Text segment —
..............................

Issue in splitting word document (multiple pages) to html pages in saving as an epub

I have an issue of converting word document (24 pages) to its epub. The requirement is to have separate html page for each page in word document. Ideally I should get 24 html pages. I am using below code,

String dataDir = "/home/nirmalap/workspace-word/wordSample1/";
FileInputStream fstream = new FileInputStream(dataDir + "Aspose.Words.lic"); 
License license = new License();	
license.setLicense(fstream);  

Document doc = new Document(dataDir + "01 Keown_Text_MS-10e_Ch01_vim_AJK.docx");
HtmlSaveOptions saveOptions = new HtmlSaveOptions(); 
saveOptions.setEncoding(Charset.forName("UTF-8")); 
saveOptions.setDocumentSplitCriteria(DocumentSplitCriteria.PAGE_BREAK); 
saveOptions.setExportDocumentProperties(true); 
saveOptions.setSaveFormat(SaveFormat.EPUB); 
doc.save(dataDir + "Document.EpubConversion_out.epub", saveOptions); 

But when I look at the epub it has only two html files. Could you let me know I am missing anything here?

Appreciate your earliest response.

@nirmalap

You are using HtmlSaveOptions correctly. The document is split into parts at explicit page breaks. when you use the property DocumentSplitCriteria(DocumentSplitCriteria.PAGE_BREAK). To achieve your requirement, you need to insert explicit page break at the end of each page.

Moreover, you can insert page break into document using Aspose.Words API. Please move the cursor to the last node of page and insert page break using DocumentBuilder.InsertBreak method. You can get the last node of page using layout API of Aspose.Words.

Thanks tahir. I tried to find sample code to lookup last node of a page in a word document. But was unable. Could you point me to couple of examples of how to do that.

@nirmalap

Please use the following code example to achieve your requirement. Hope this helps you.

    Document doc = new Document(MyDir + "in.docx");
    DocumentBuilder builder = new DocumentBuilder(doc);
    LayoutCollector collector = new LayoutCollector(doc);
    int page = 1;
    for (Paragraph  paragraph : (Iterable<Paragraph>) doc.getChildNodes(NodeType.PARAGRAPH, true))
    {
        if (collector.getStartPageIndex(paragraph) != page)
        {
            builder.moveTo(paragraph);
            builder.insertBreak(BreakType.PAGE_BREAK);
        }
    }

    HtmlSaveOptions saveOptions = new HtmlSaveOptions();
    saveOptions.setEncoding(Charset.forName("UTF-8"));
    saveOptions.setDocumentSplitCriteria(DocumentSplitCriteria.PAGE_BREAK);
    saveOptions.setExportDocumentProperties(true);
    saveOptions.setSaveFormat(SaveFormat.EPUB);
    doc.save(dataDir + “Document.EpubConversion_out.epub”, saveOptions);

Thanks Tahir. I have tried out the code but it doesn’t meet my requirement since when I open word document with MS word it will show only 23 pages, but code added total of 321 page breaks. Would it be possible to add single page break for each physical page in word document.

..............................

Given entries —

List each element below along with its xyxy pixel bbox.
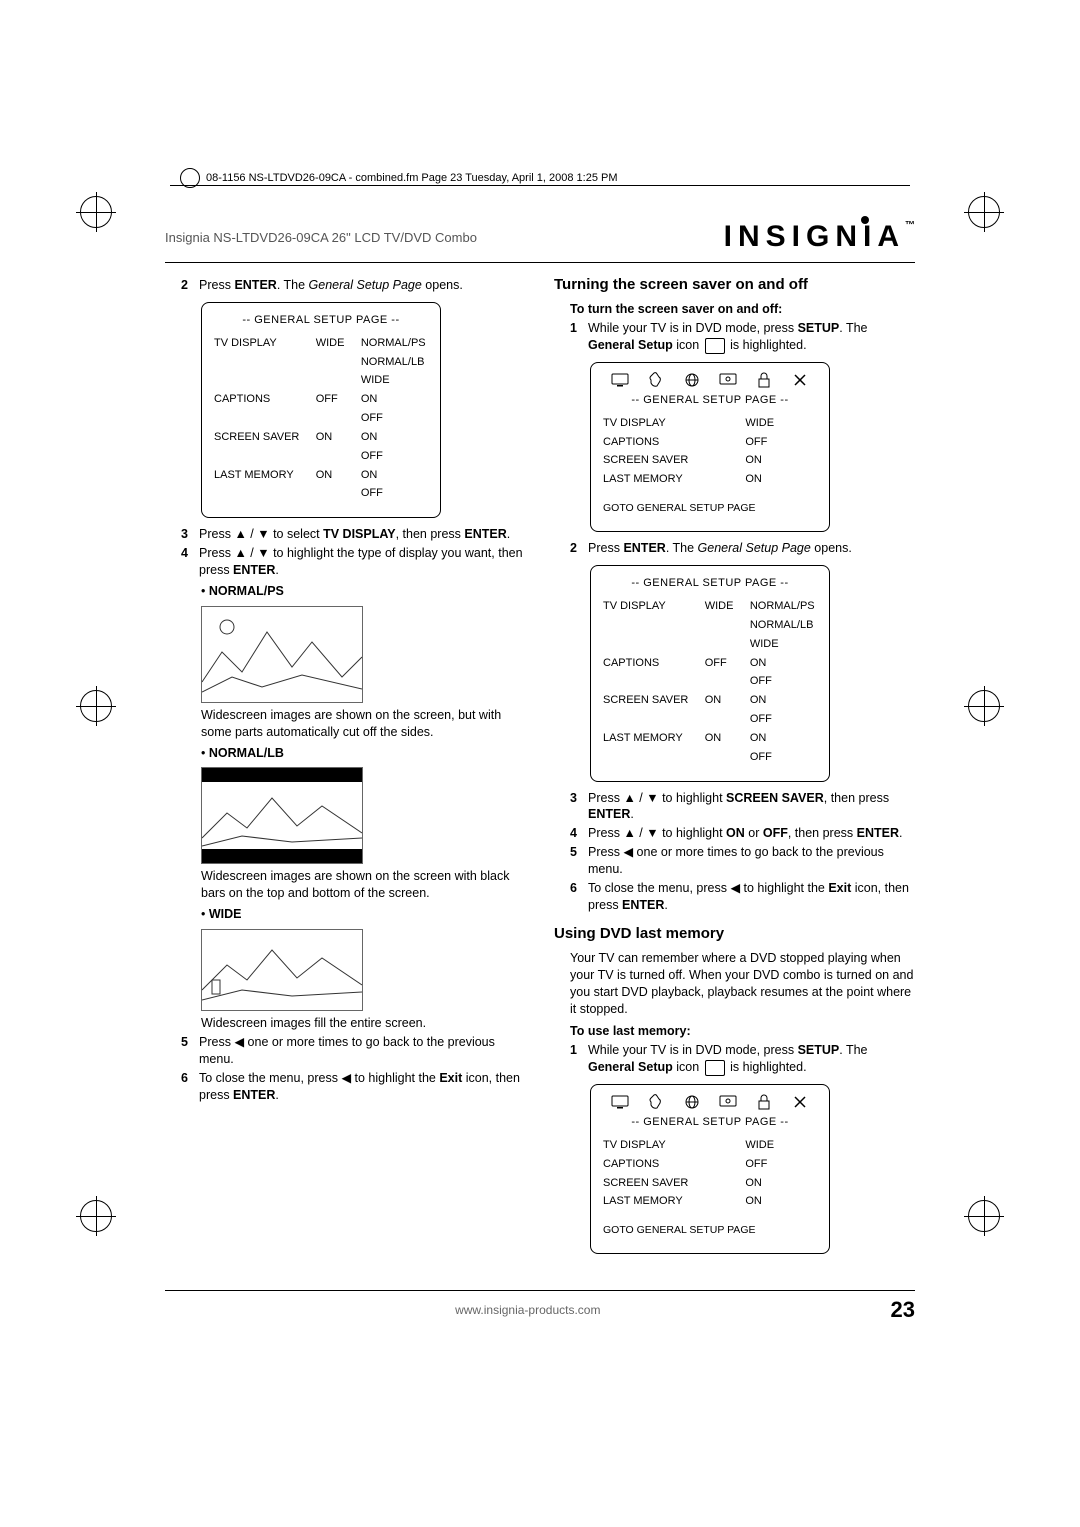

..............................

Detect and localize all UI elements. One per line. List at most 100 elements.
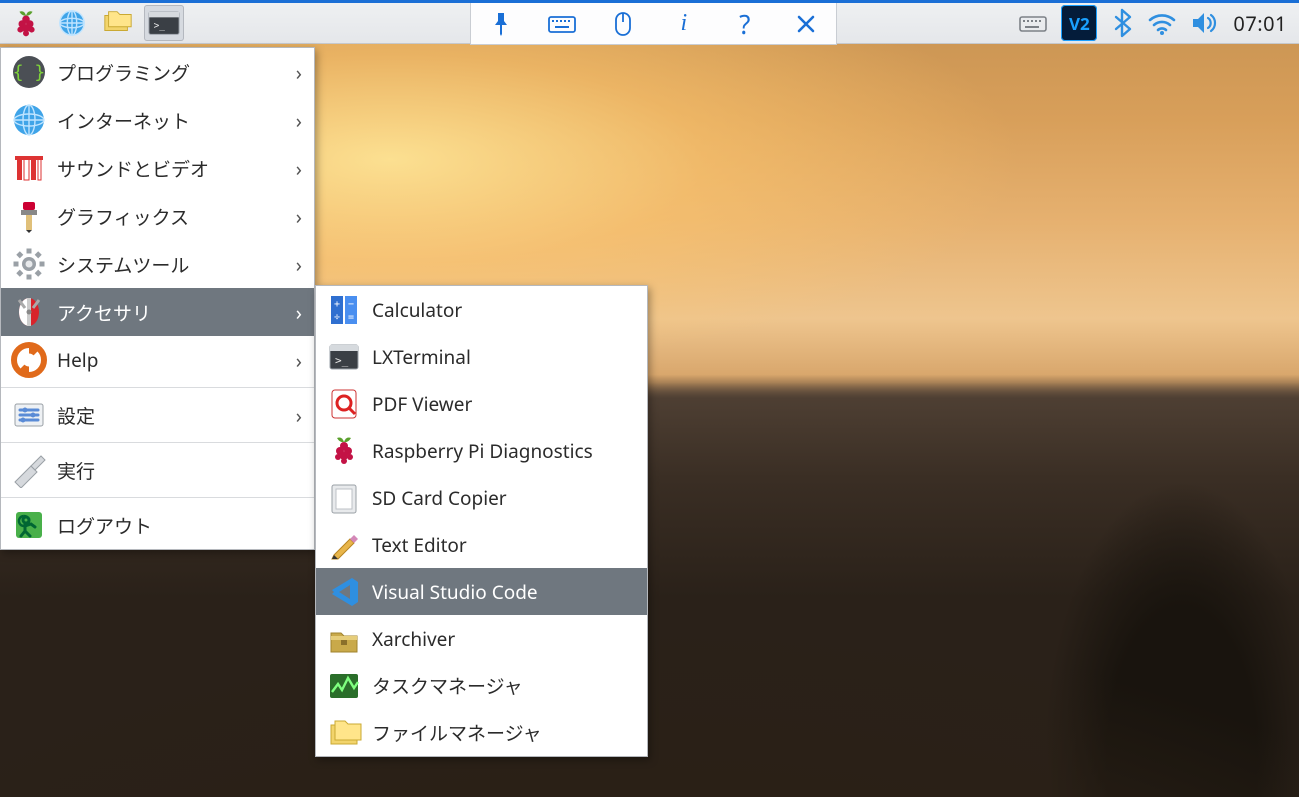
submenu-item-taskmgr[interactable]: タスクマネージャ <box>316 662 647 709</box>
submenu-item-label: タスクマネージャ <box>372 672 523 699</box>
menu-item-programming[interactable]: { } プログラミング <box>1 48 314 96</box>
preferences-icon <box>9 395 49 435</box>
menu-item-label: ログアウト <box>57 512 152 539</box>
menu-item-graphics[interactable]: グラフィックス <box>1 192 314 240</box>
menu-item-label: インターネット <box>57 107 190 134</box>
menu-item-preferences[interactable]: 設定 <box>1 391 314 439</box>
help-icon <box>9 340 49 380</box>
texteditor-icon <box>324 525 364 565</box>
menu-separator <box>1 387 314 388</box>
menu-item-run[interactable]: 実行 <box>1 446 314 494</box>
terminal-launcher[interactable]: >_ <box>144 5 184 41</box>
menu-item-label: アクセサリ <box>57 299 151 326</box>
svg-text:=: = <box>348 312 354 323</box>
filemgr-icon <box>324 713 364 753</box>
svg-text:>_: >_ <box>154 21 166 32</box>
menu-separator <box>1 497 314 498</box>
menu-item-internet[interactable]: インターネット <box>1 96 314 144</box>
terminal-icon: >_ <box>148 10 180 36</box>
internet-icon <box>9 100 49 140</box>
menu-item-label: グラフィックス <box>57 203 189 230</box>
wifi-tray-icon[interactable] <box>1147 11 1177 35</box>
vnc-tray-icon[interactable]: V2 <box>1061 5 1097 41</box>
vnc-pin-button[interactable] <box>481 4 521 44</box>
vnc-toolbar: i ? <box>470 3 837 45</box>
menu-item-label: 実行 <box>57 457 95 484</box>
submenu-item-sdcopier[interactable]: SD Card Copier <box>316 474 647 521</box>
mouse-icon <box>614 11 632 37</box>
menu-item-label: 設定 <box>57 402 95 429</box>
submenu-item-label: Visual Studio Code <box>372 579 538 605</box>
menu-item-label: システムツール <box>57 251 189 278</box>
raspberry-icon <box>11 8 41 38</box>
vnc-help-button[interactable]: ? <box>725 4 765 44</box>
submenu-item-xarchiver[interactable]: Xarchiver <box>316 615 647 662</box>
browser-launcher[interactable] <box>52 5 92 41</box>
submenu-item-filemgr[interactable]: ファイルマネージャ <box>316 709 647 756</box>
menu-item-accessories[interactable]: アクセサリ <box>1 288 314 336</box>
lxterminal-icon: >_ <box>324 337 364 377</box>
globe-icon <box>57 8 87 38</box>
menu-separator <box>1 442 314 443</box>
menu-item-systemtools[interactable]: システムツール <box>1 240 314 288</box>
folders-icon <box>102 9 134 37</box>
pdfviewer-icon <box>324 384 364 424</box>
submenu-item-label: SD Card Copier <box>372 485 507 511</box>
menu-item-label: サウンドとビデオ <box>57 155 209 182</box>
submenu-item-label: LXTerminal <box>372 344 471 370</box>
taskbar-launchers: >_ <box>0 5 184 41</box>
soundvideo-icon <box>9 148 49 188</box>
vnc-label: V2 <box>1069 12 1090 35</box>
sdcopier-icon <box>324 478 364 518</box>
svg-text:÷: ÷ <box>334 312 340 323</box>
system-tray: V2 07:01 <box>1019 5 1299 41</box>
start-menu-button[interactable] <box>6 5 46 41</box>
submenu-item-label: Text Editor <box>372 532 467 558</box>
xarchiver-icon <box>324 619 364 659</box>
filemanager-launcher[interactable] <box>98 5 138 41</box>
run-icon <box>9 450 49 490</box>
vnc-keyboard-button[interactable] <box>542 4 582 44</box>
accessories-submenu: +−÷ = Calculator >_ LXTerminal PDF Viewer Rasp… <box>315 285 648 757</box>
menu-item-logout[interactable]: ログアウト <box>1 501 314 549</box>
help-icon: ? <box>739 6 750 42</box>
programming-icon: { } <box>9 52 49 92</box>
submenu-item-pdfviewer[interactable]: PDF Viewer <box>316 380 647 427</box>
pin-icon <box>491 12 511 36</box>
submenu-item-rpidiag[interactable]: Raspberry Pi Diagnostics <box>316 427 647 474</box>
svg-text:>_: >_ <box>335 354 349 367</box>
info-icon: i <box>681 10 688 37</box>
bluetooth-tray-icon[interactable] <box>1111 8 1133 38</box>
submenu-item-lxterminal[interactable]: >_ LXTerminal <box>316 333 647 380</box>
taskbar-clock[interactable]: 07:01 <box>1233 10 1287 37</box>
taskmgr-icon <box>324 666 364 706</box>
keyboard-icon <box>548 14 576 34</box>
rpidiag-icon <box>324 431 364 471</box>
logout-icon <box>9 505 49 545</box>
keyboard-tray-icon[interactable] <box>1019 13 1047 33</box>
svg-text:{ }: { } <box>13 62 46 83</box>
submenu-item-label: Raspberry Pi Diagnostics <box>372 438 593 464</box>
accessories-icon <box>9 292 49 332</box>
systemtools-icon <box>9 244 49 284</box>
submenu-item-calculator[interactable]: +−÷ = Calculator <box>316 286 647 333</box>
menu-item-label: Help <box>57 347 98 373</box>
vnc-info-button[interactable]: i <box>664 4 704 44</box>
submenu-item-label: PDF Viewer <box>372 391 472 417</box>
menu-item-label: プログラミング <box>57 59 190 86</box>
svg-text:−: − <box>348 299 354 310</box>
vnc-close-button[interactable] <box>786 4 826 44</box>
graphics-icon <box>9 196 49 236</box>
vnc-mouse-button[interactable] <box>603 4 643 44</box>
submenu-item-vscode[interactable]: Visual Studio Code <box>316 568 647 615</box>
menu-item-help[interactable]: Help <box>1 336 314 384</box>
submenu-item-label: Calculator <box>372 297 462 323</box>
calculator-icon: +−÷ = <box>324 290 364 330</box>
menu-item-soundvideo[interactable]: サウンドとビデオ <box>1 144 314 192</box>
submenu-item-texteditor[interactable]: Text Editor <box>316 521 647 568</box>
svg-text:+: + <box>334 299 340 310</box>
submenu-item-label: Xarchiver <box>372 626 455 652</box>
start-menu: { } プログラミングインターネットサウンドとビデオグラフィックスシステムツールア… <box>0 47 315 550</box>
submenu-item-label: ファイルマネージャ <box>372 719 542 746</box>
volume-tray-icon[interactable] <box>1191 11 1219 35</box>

..............................

Set task 1 —
Reproduce the passage in the forum thread on splitting a Word document into EPUB pages from "Appreciate your earliest" up to and including "API of Aspose.Words.".
Set task 2 —
Continue the forum thread on splitting a Word document into EPUB pages, beginning after its last sentence.

Written response 1 —
Appreciate your earliest response.

@nirmalap

You are using HtmlSaveOptions correctly. The document is split into parts at explicit page breaks. when you use the property DocumentSplitCriteria(DocumentSplitCriteria.PAGE_BREAK). To achieve your requirement, you need to insert explicit page break at the end of each page.

Moreover, you can insert page break into document using Aspose.Words API. Please move the cursor to the last node of page and insert page break using DocumentBuilder.InsertBreak method. You can get the last node of page using layout API of Aspose.Words.

Written response 2 —
@nirmalap

Please ZIP and attach your input Word document and expected EPUB file here for testing. We will investigate the issue and provide you more information on it.

Let me further investigate what options we have and let you know exact requirement. Thanks for the support given.

@nirmalap

Please feel free to ask if you have any question about Aspose.Words, we will be happy to help you.

Just to add few more things to above we discussed. We have two requirements,

  1. convert a word document (book) into epub
  2. convert a pdf document (book) into epub

Does aspose.word support both these requirements. In the LoadFormat class we have PDF and in the SaveFormat class we have EPUB support in aspose API documentation. Can we utilize these features in meeting above two requirements.

For licensing and costing its better if we can get both features in a single product. Can you advise.

@nirmalap

Yes, you can import Word and PDF documents into Aspose.Words’ DOM and save the document to EPUB.

But I have tried this getting below error,

Exception in thread "main" com.aspose.words.UnsupportedFileFormatException: Pdf format is not supported on this platform. Use .NET Standard or .NET 4.6.1 version of Aspose.Words for loading Pdf documents.
	at com.aspose.words.zzZ34.zzLs(Unknown Source)
	at com.aspose.words.Document.zzY(Unknown Source)
	at com.aspose.words.Document.zzZ(Unknown Source)
	at com.aspose.words.Document.<init>(Unknown Source)
	at com.aspose.words.Document.<init>(Unknown Source)
	at word.sample.PdfSample.main(PdfSample.java:19)

code I am using is as below,

String dataDir = "/home/nirmalap/workspace-word/wordSample1/";
FileInputStream fstream = new FileInputStream(dataDir + "Aspose.Words.lic"); 
License license = new License();	
license.setLicense(fstream);  
		
Document doc = new Document(dataDir + "1621_ladder.pdf");		
PdfSaveOptions saveOptions = new PdfSaveOptions();
saveOptions.setDisplayDocTitle(true);		
doc.save(dataDir + "Test File.Pdf",saveOptions);
saveOptions.setSaveFormat(SaveFormat.EPUB);		
doc.save(dataDir + "Document.EpubConversion_out.epub", saveOptions);

Is something wrong in the code.

@nirmalap

Please use the latest version of Aspose.Words for .NET 20.9. If you still face problem, please ZIP and attach your input document here for testing. We will investigate the issue and provide you more information on it.

I am using aspose.word for java version 20.6 (aspose-words-20.6-jdk17.jar) not the .Net version. But I am getting above .Net version error. Please advice.

I have updated aspose.word for java version to 20.9 (aspose-words-20.9-jdk17.jar) but still getting same error. CVR_BERK3809_05_SE_BEP.pdf (120.3 KB)
File is attached for you to investigate further.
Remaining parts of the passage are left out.